▶ **Instruction**:
Exactly as given, write out the lines from the one containing "Transcribe this image's" through the end of the listing, with both ends included and nothing else.

═════ Dataset records

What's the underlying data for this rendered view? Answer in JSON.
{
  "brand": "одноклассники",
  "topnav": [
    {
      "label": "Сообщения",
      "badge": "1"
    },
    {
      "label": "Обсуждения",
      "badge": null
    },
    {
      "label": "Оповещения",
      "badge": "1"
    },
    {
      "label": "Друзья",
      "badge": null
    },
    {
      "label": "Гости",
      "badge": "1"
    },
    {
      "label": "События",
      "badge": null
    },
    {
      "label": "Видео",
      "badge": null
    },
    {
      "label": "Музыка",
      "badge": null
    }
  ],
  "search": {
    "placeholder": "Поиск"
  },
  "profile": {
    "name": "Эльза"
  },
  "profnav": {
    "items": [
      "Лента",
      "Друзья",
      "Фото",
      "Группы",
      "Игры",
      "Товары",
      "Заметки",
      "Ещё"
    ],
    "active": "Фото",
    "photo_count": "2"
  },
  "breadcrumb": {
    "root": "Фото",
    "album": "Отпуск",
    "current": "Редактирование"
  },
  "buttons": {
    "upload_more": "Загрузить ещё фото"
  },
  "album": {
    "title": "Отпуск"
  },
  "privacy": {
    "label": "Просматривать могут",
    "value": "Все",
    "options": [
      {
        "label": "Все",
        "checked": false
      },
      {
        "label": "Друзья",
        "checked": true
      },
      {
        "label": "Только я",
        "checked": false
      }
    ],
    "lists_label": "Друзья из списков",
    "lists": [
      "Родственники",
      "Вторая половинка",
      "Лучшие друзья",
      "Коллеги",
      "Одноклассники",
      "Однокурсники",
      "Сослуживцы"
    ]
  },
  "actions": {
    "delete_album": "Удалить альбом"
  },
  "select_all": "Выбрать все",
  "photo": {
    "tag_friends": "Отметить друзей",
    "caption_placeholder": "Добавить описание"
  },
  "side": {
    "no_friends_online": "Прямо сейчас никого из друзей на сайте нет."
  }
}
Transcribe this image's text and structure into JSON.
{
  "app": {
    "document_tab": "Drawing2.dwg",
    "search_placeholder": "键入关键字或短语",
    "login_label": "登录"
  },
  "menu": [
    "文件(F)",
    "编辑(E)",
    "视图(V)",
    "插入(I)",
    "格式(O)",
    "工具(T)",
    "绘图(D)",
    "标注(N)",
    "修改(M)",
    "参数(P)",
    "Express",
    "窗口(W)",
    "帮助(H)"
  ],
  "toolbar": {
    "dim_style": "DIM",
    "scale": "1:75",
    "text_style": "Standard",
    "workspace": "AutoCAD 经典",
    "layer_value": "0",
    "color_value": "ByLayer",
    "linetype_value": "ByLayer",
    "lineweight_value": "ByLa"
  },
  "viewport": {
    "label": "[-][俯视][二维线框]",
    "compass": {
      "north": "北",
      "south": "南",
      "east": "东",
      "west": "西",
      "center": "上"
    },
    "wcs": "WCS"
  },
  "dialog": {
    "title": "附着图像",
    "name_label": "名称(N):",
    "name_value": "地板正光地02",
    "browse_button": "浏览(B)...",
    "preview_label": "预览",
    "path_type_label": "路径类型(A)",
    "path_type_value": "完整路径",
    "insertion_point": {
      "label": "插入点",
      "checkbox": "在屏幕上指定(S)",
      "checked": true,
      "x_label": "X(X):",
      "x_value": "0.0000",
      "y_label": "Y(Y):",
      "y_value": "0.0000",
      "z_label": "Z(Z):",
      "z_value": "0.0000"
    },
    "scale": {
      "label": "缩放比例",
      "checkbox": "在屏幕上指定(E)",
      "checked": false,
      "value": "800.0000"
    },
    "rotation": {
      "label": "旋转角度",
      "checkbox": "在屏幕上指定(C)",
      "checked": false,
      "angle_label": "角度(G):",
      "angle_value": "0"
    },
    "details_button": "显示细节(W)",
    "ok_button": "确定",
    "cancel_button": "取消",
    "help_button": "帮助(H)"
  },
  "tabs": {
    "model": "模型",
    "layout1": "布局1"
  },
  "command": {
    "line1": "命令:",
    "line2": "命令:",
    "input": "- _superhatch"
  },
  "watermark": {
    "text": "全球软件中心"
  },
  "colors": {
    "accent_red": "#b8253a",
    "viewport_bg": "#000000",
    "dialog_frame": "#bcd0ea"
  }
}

══════════

▶ **Written answer**:
Transcribe this image's text and structure into JSON.
{
  "app": {
    "document_tab": "Drawing2.dwg",
    "search_placeholder": "键入关键字或短语",
    "login_label": "登录"
  },
  "menu": [
    "文件(F)",
    "编辑(E)",
    "视图(V)",
    "插入(I)",
    "格式(O)",
    "工具(T)",
    "绘图(D)",
    "标注(N)",
    "修改(M)",
    "参数(P)",
    "Express",
    "窗口(W)",
    "帮助(H)"
  ],
  "toolbar": {
    "dim_style": "DIM",
    "scale": "1:75",
    "text_style": "Standard",
    "workspace": "AutoCAD 经典",
    "layer_value": "0",
    "color_value": "ByLayer",
    "linetype_value": "ByLayer",
    "lineweight_value": "ByLa"
  },
  "viewport": {
    "label": "[-][俯视][二维线框]",
    "compass": {
      "north": "北",
      "south": "南",
      "east": "东",
      "west": "西",
      "center": "上"
    },
    "wcs": "WCS"
  },
  "dialog": {
    "title": "附着图像",
    "name_label": "名称(N):",
    "name_value": "地板正光地02",
    "browse_button": "浏览(B)...",
    "preview_label": "预览",
    "path_type_label": "路径类型(A)",
    "path_type_value": "完整路径",
    "insertion_point": {
      "label": "插入点",
      "checkbox": "在屏幕上指定(S)",
      "checked": true,
      "x_label": "X(X):",
      "x_value": "0.0000",
      "y_label": "Y(Y):",
      "y_value": "0.0000",
      "z_label": "Z(Z):",
      "z_value": "0.0000"
    },
    "scale": {
      "label": "缩放比例",
      "checkbox": "在屏幕上指定(E)",
      "checked": false,
      "value": "800.0000"
    },
    "rotation": {
      "label": "旋转角度",
      "checkbox": "在屏幕上指定(C)",
      "checked": false,
      "angle_label": "角度(G):",
      "angle_value": "0"
    },
    "details_button": "显示细节(W)",
    "ok_button": "确定",
    "cancel_button": "取消",
    "help_button": "帮助(H)"
  },
  "tabs": {
    "model": "模型",
    "layout1": "布局1"
  },
  "command": {
    "line1": "命令:",
    "line2": "命令:",
    "input": "- _superhatch"
  },
  "watermark": {
    "text": "全球软件中心"
  },
  "colors": {
    "accent_red": "#b8253a",
    "viewport_bg": "#000000",
    "dialog_frame": "#bcd0ea"
  }
}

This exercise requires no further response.